_The records:_
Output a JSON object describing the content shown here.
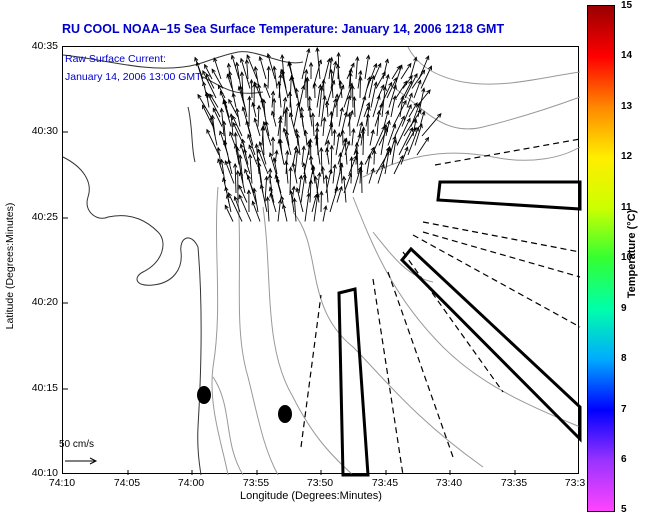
{
  "title": "RU COOL  NOAA–15  Sea Surface Temperature:  January 14, 2006 1218 GMT",
  "current_label": {
    "line1": "Raw Surface Current:",
    "line2": "January 14, 2006 13:00 GMT"
  },
  "axes": {
    "ylabel": "Latitude (Degrees:Minutes)",
    "xlabel": "Longitude (Degrees:Minutes)",
    "yticks": [
      "40:35",
      "40:30",
      "40:25",
      "40:20",
      "40:15",
      "40:10"
    ],
    "xticks": [
      "74:10",
      "74:05",
      "74:00",
      "73:55",
      "73:50",
      "73:45",
      "73:40",
      "73:35",
      "73:3"
    ]
  },
  "scale_arrow": {
    "label": "50 cm/s"
  },
  "colorbar": {
    "label": "Temperature (°C)",
    "ticks": [
      "15",
      "14",
      "13",
      "12",
      "11",
      "10",
      "9",
      "8",
      "7",
      "6",
      "5"
    ],
    "range": [
      5,
      15
    ],
    "colormap": [
      "#ff44ff",
      "#9933ff",
      "#0000ff",
      "#00aaff",
      "#00ffaa",
      "#33ff33",
      "#ccff00",
      "#ffee00",
      "#ff8800",
      "#ff0000",
      "#990000"
    ]
  },
  "colors": {
    "title_text": "#0000cc",
    "coastline": "#333333",
    "bathymetry": "#999999",
    "vectors": "#000000"
  }
}
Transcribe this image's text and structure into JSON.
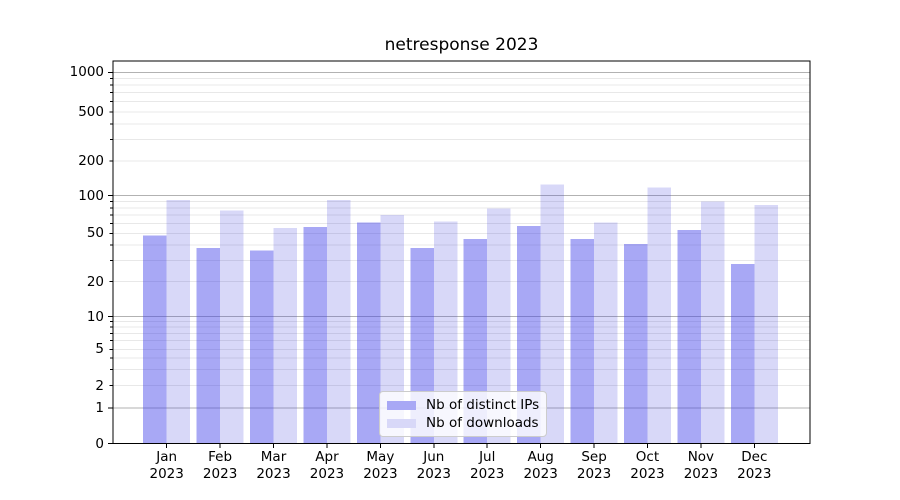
{
  "title": "netresponse 2023",
  "colors": {
    "ips_fill": "rgba(62,62,233,0.45)",
    "downloads_fill": "rgba(60,60,220,0.2)",
    "ips_swatch": "#a8a8f5",
    "downloads_swatch": "#d8d8f8",
    "grid_major": "#b2b2b2",
    "grid_minor": "#e8e8e8",
    "axis": "#000000",
    "text": "#000000",
    "legend_bg": "rgba(255,255,255,0.8)",
    "legend_border": "#cccccc"
  },
  "legend": {
    "position": "lower center",
    "items": [
      {
        "label": "Nb of distinct IPs",
        "series": "ips"
      },
      {
        "label": "Nb of downloads",
        "series": "downloads"
      }
    ]
  },
  "chart_data": {
    "type": "bar",
    "title": "netresponse 2023",
    "categories": [
      "Jan",
      "Feb",
      "Mar",
      "Apr",
      "May",
      "Jun",
      "Jul",
      "Aug",
      "Sep",
      "Oct",
      "Nov",
      "Dec"
    ],
    "category_year": "2023",
    "series": [
      {
        "name": "Nb of distinct IPs",
        "values": [
          48,
          38,
          36,
          56,
          61,
          38,
          45,
          57,
          45,
          41,
          53,
          28
        ]
      },
      {
        "name": "Nb of downloads",
        "values": [
          92,
          76,
          55,
          92,
          70,
          62,
          79,
          125,
          61,
          118,
          90,
          84
        ]
      }
    ],
    "yscale": "symlog",
    "y_tick_labels": [
      0,
      1,
      2,
      5,
      10,
      20,
      50,
      100,
      200,
      500,
      1000
    ],
    "ylim": [
      0,
      1200
    ],
    "grid": true,
    "legend_position": "lower center"
  }
}
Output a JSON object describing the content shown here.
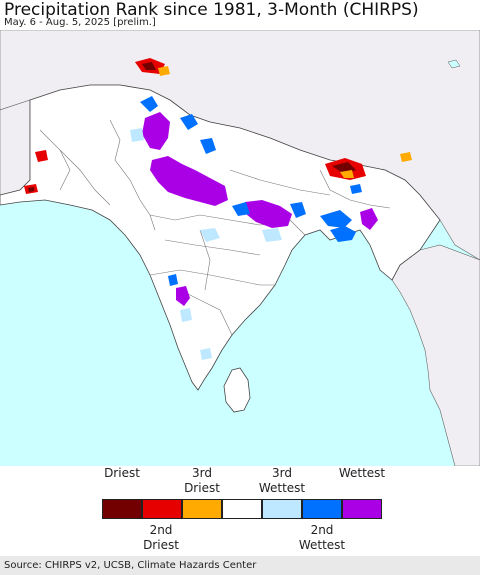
{
  "header": {
    "title": "Precipitation Rank since 1981, 3-Month (CHIRPS)",
    "subtitle": "May. 6 - Aug. 5, 2025 [prelim.]"
  },
  "map": {
    "ocean_color": "#ccffff",
    "land_color": "#ffffff",
    "outside_land_color": "#f0eef2",
    "border_color": "#555555"
  },
  "legend": {
    "top_labels": [
      {
        "line1": "",
        "line2": "Driest"
      },
      {
        "line1": "3rd",
        "line2": "Driest"
      },
      {
        "line1": "3rd",
        "line2": "Wettest"
      },
      {
        "line1": "",
        "line2": "Wettest"
      }
    ],
    "bottom_labels": [
      {
        "line1": "2nd",
        "line2": "Driest"
      },
      {
        "line1": "2nd",
        "line2": "Wettest"
      }
    ],
    "colors": [
      "#730000",
      "#e60000",
      "#ffaa00",
      "#ffffff",
      "#bee8ff",
      "#0070ff",
      "#aa00e6"
    ]
  },
  "footer": {
    "source": "Source: CHIRPS v2, UCSB, Climate Hazards Center"
  }
}
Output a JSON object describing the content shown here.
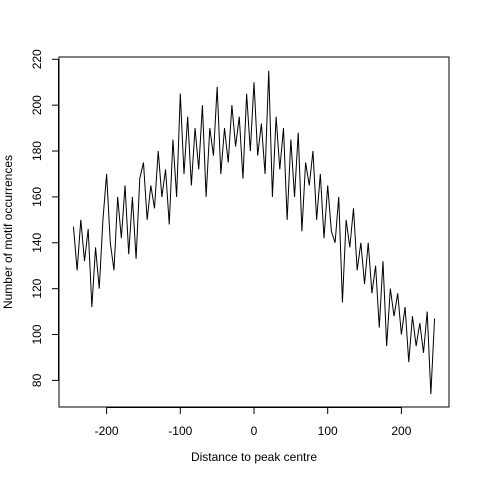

_Exercise objective:_
Every entry should be returned exactly as written, minus the pictures.

_Expected output:_
Output a JSON object describing the content shown here.
{
  "title": "RU COOL  NOAA–15  Sea Surface Temperature:  January 14, 2006 1218 GMT",
  "current_label": {
    "line1": "Raw Surface Current:",
    "line2": "January 14, 2006 13:00 GMT"
  },
  "axes": {
    "ylabel": "Latitude (Degrees:Minutes)",
    "xlabel": "Longitude (Degrees:Minutes)",
    "yticks": [
      "40:35",
      "40:30",
      "40:25",
      "40:20",
      "40:15",
      "40:10"
    ],
    "xticks": [
      "74:10",
      "74:05",
      "74:00",
      "73:55",
      "73:50",
      "73:45",
      "73:40",
      "73:35",
      "73:3"
    ]
  },
  "scale_arrow": {
    "label": "50 cm/s"
  },
  "colorbar": {
    "label": "Temperature (°C)",
    "ticks": [
      "15",
      "14",
      "13",
      "12",
      "11",
      "10",
      "9",
      "8",
      "7",
      "6",
      "5"
    ],
    "range": [
      5,
      15
    ],
    "colormap": [
      "#ff44ff",
      "#9933ff",
      "#0000ff",
      "#00aaff",
      "#00ffaa",
      "#33ff33",
      "#ccff00",
      "#ffee00",
      "#ff8800",
      "#ff0000",
      "#990000"
    ]
  },
  "colors": {
    "title_text": "#0000cc",
    "coastline": "#333333",
    "bathymetry": "#999999",
    "vectors": "#000000"
  }
}
Transcribe this image's text and structure into JSON.
{
  "title": "netresponse 2023",
  "colors": {
    "ips_fill": "rgba(62,62,233,0.45)",
    "downloads_fill": "rgba(60,60,220,0.2)",
    "ips_swatch": "#a8a8f5",
    "downloads_swatch": "#d8d8f8",
    "grid_major": "#b2b2b2",
    "grid_minor": "#e8e8e8",
    "axis": "#000000",
    "text": "#000000",
    "legend_bg": "rgba(255,255,255,0.8)",
    "legend_border": "#cccccc"
  },
  "legend": {
    "position": "lower center",
    "items": [
      {
        "label": "Nb of distinct IPs",
        "series": "ips"
      },
      {
        "label": "Nb of downloads",
        "series": "downloads"
      }
    ]
  },
  "chart_data": {
    "type": "bar",
    "title": "netresponse 2023",
    "categories": [
      "Jan",
      "Feb",
      "Mar",
      "Apr",
      "May",
      "Jun",
      "Jul",
      "Aug",
      "Sep",
      "Oct",
      "Nov",
      "Dec"
    ],
    "category_year": "2023",
    "series": [
      {
        "name": "Nb of distinct IPs",
        "values": [
          48,
          38,
          36,
          56,
          61,
          38,
          45,
          57,
          45,
          41,
          53,
          28
        ]
      },
      {
        "name": "Nb of downloads",
        "values": [
          92,
          76,
          55,
          92,
          70,
          62,
          79,
          125,
          61,
          118,
          90,
          84
        ]
      }
    ],
    "yscale": "symlog",
    "y_tick_labels": [
      0,
      1,
      2,
      5,
      10,
      20,
      50,
      100,
      200,
      500,
      1000
    ],
    "ylim": [
      0,
      1200
    ],
    "grid": true,
    "legend_position": "lower center"
  }
}
Output a JSON object describing the content shown here.
{
  "header": {
    "title": "Precipitation Rank since 1981, 3-Month (CHIRPS)",
    "subtitle": "May. 6 - Aug. 5, 2025 [prelim.]"
  },
  "map": {
    "ocean_color": "#ccffff",
    "land_color": "#ffffff",
    "outside_land_color": "#f0eef2",
    "border_color": "#555555"
  },
  "legend": {
    "top_labels": [
      {
        "line1": "",
        "line2": "Driest"
      },
      {
        "line1": "3rd",
        "line2": "Driest"
      },
      {
        "line1": "3rd",
        "line2": "Wettest"
      },
      {
        "line1": "",
        "line2": "Wettest"
      }
    ],
    "bottom_labels": [
      {
        "line1": "2nd",
        "line2": "Driest"
      },
      {
        "line1": "2nd",
        "line2": "Wettest"
      }
    ],
    "colors": [
      "#730000",
      "#e60000",
      "#ffaa00",
      "#ffffff",
      "#bee8ff",
      "#0070ff",
      "#aa00e6"
    ]
  },
  "footer": {
    "source": "Source: CHIRPS v2, UCSB, Climate Hazards Center"
  }
}
Output a JSON object describing the content shown here.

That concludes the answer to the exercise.